[DATASET]
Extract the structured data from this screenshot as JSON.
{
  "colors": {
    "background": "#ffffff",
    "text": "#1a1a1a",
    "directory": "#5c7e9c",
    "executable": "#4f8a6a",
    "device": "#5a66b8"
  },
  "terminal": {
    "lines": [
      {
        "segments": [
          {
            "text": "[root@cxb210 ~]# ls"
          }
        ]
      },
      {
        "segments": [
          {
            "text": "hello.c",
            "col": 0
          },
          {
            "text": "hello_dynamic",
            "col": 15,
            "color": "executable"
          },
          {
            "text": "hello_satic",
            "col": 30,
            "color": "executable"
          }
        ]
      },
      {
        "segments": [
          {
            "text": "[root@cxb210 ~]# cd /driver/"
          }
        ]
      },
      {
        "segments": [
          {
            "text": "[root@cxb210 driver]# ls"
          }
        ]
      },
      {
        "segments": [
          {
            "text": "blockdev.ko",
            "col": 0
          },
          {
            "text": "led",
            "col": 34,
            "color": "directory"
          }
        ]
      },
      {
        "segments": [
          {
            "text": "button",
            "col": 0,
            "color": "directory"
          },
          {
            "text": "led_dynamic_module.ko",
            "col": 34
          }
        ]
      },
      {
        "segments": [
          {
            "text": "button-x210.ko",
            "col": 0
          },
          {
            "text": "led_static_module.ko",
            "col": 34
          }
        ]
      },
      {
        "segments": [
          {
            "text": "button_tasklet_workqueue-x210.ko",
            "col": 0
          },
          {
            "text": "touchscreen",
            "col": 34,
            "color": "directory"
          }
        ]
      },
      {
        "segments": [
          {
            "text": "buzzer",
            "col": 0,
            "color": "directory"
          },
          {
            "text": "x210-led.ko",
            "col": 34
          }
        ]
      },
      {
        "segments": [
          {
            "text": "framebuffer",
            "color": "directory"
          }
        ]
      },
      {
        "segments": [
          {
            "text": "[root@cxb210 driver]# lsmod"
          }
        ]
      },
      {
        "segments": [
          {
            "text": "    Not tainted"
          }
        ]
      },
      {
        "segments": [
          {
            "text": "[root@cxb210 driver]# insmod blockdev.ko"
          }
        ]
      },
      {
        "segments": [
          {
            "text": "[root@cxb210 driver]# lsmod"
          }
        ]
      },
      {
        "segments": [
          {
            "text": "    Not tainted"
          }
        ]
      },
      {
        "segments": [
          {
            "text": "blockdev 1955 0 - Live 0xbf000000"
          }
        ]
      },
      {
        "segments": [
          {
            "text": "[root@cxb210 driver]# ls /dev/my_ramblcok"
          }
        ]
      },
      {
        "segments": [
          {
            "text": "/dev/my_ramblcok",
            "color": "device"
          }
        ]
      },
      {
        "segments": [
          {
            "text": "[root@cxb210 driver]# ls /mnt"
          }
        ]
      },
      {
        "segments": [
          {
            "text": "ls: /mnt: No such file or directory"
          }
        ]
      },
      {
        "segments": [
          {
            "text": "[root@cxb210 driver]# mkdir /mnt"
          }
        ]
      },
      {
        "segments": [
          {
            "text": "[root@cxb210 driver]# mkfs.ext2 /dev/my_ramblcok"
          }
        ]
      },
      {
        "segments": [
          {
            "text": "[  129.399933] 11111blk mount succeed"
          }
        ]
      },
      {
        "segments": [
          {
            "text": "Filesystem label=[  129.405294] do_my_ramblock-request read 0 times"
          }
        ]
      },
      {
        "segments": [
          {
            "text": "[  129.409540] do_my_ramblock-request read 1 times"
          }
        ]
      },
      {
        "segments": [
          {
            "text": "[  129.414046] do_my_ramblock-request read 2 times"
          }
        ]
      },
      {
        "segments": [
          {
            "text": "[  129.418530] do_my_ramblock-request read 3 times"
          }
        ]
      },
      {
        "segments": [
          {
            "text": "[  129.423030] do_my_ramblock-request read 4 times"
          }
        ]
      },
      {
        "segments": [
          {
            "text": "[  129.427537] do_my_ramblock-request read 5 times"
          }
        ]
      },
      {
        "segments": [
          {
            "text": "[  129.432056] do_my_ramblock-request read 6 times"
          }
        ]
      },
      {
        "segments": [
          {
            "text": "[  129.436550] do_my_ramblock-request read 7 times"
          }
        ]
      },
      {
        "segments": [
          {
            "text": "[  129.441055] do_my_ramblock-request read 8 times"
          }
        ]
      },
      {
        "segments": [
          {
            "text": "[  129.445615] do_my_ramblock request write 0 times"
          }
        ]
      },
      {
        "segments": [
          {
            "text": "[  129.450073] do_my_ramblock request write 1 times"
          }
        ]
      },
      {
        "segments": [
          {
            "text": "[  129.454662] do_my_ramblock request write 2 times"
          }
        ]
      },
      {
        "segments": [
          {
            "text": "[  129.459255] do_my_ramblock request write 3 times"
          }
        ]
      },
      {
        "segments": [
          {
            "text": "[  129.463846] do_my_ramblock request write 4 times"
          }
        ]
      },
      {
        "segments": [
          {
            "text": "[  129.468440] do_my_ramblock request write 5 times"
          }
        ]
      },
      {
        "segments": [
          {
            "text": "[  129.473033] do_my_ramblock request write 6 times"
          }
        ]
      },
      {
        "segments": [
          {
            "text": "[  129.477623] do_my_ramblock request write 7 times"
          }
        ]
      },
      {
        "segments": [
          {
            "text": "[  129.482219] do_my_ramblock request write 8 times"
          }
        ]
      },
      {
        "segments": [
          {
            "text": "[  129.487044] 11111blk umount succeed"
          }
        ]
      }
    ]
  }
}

[SET PROBLEM]
Above are some records; repeat all of them exactly.

[FULL ANSWER]
Extract the structured data from this screenshot as JSON.
{
  "colors": {
    "background": "#ffffff",
    "text": "#1a1a1a",
    "directory": "#5c7e9c",
    "executable": "#4f8a6a",
    "device": "#5a66b8"
  },
  "terminal": {
    "lines": [
      {
        "segments": [
          {
            "text": "[root@cxb210 ~]# ls"
          }
        ]
      },
      {
        "segments": [
          {
            "text": "hello.c",
            "col": 0
          },
          {
            "text": "hello_dynamic",
            "col": 15,
            "color": "executable"
          },
          {
            "text": "hello_satic",
            "col": 30,
            "color": "executable"
          }
        ]
      },
      {
        "segments": [
          {
            "text": "[root@cxb210 ~]# cd /driver/"
          }
        ]
      },
      {
        "segments": [
          {
            "text": "[root@cxb210 driver]# ls"
          }
        ]
      },
      {
        "segments": [
          {
            "text": "blockdev.ko",
            "col": 0
          },
          {
            "text": "led",
            "col": 34,
            "color": "directory"
          }
        ]
      },
      {
        "segments": [
          {
            "text": "button",
            "col": 0,
            "color": "directory"
          },
          {
            "text": "led_dynamic_module.ko",
            "col": 34
          }
        ]
      },
      {
        "segments": [
          {
            "text": "button-x210.ko",
            "col": 0
          },
          {
            "text": "led_static_module.ko",
            "col": 34
          }
        ]
      },
      {
        "segments": [
          {
            "text": "button_tasklet_workqueue-x210.ko",
            "col": 0
          },
          {
            "text": "touchscreen",
            "col": 34,
            "color": "directory"
          }
        ]
      },
      {
        "segments": [
          {
            "text": "buzzer",
            "col": 0,
            "color": "directory"
          },
          {
            "text": "x210-led.ko",
            "col": 34
          }
        ]
      },
      {
        "segments": [
          {
            "text": "framebuffer",
            "color": "directory"
          }
        ]
      },
      {
        "segments": [
          {
            "text": "[root@cxb210 driver]# lsmod"
          }
        ]
      },
      {
        "segments": [
          {
            "text": "    Not tainted"
          }
        ]
      },
      {
        "segments": [
          {
            "text": "[root@cxb210 driver]# insmod blockdev.ko"
          }
        ]
      },
      {
        "segments": [
          {
            "text": "[root@cxb210 driver]# lsmod"
          }
        ]
      },
      {
        "segments": [
          {
            "text": "    Not tainted"
          }
        ]
      },
      {
        "segments": [
          {
            "text": "blockdev 1955 0 - Live 0xbf000000"
          }
        ]
      },
      {
        "segments": [
          {
            "text": "[root@cxb210 driver]# ls /dev/my_ramblcok"
          }
        ]
      },
      {
        "segments": [
          {
            "text": "/dev/my_ramblcok",
            "color": "device"
          }
        ]
      },
      {
        "segments": [
          {
            "text": "[root@cxb210 driver]# ls /mnt"
          }
        ]
      },
      {
        "segments": [
          {
            "text": "ls: /mnt: No such file or directory"
          }
        ]
      },
      {
        "segments": [
          {
            "text": "[root@cxb210 driver]# mkdir /mnt"
          }
        ]
      },
      {
        "segments": [
          {
            "text": "[root@cxb210 driver]# mkfs.ext2 /dev/my_ramblcok"
          }
        ]
      },
      {
        "segments": [
          {
            "text": "[  129.399933] 11111blk mount succeed"
          }
        ]
      },
      {
        "segments": [
          {
            "text": "Filesystem label=[  129.405294] do_my_ramblock-request read 0 times"
          }
        ]
      },
      {
        "segments": [
          {
            "text": "[  129.409540] do_my_ramblock-request read 1 times"
          }
        ]
      },
      {
        "segments": [
          {
            "text": "[  129.414046] do_my_ramblock-request read 2 times"
          }
        ]
      },
      {
        "segments": [
          {
            "text": "[  129.418530] do_my_ramblock-request read 3 times"
          }
        ]
      },
      {
        "segments": [
          {
            "text": "[  129.423030] do_my_ramblock-request read 4 times"
          }
        ]
      },
      {
        "segments": [
          {
            "text": "[  129.427537] do_my_ramblock-request read 5 times"
          }
        ]
      },
      {
        "segments": [
          {
            "text": "[  129.432056] do_my_ramblock-request read 6 times"
          }
        ]
      },
      {
        "segments": [
          {
            "text": "[  129.436550] do_my_ramblock-request read 7 times"
          }
        ]
      },
      {
        "segments": [
          {
            "text": "[  129.441055] do_my_ramblock-request read 8 times"
          }
        ]
      },
      {
        "segments": [
          {
            "text": "[  129.445615] do_my_ramblock request write 0 times"
          }
        ]
      },
      {
        "segments": [
          {
            "text": "[  129.450073] do_my_ramblock request write 1 times"
          }
        ]
      },
      {
        "segments": [
          {
            "text": "[  129.454662] do_my_ramblock request write 2 times"
          }
        ]
      },
      {
        "segments": [
          {
            "text": "[  129.459255] do_my_ramblock request write 3 times"
          }
        ]
      },
      {
        "segments": [
          {
            "text": "[  129.463846] do_my_ramblock request write 4 times"
          }
        ]
      },
      {
        "segments": [
          {
            "text": "[  129.468440] do_my_ramblock request write 5 times"
          }
        ]
      },
      {
        "segments": [
          {
            "text": "[  129.473033] do_my_ramblock request write 6 times"
          }
        ]
      },
      {
        "segments": [
          {
            "text": "[  129.477623] do_my_ramblock request write 7 times"
          }
        ]
      },
      {
        "segments": [
          {
            "text": "[  129.482219] do_my_ramblock request write 8 times"
          }
        ]
      },
      {
        "segments": [
          {
            "text": "[  129.487044] 11111blk umount succeed"
          }
        ]
      }
    ]
  }
}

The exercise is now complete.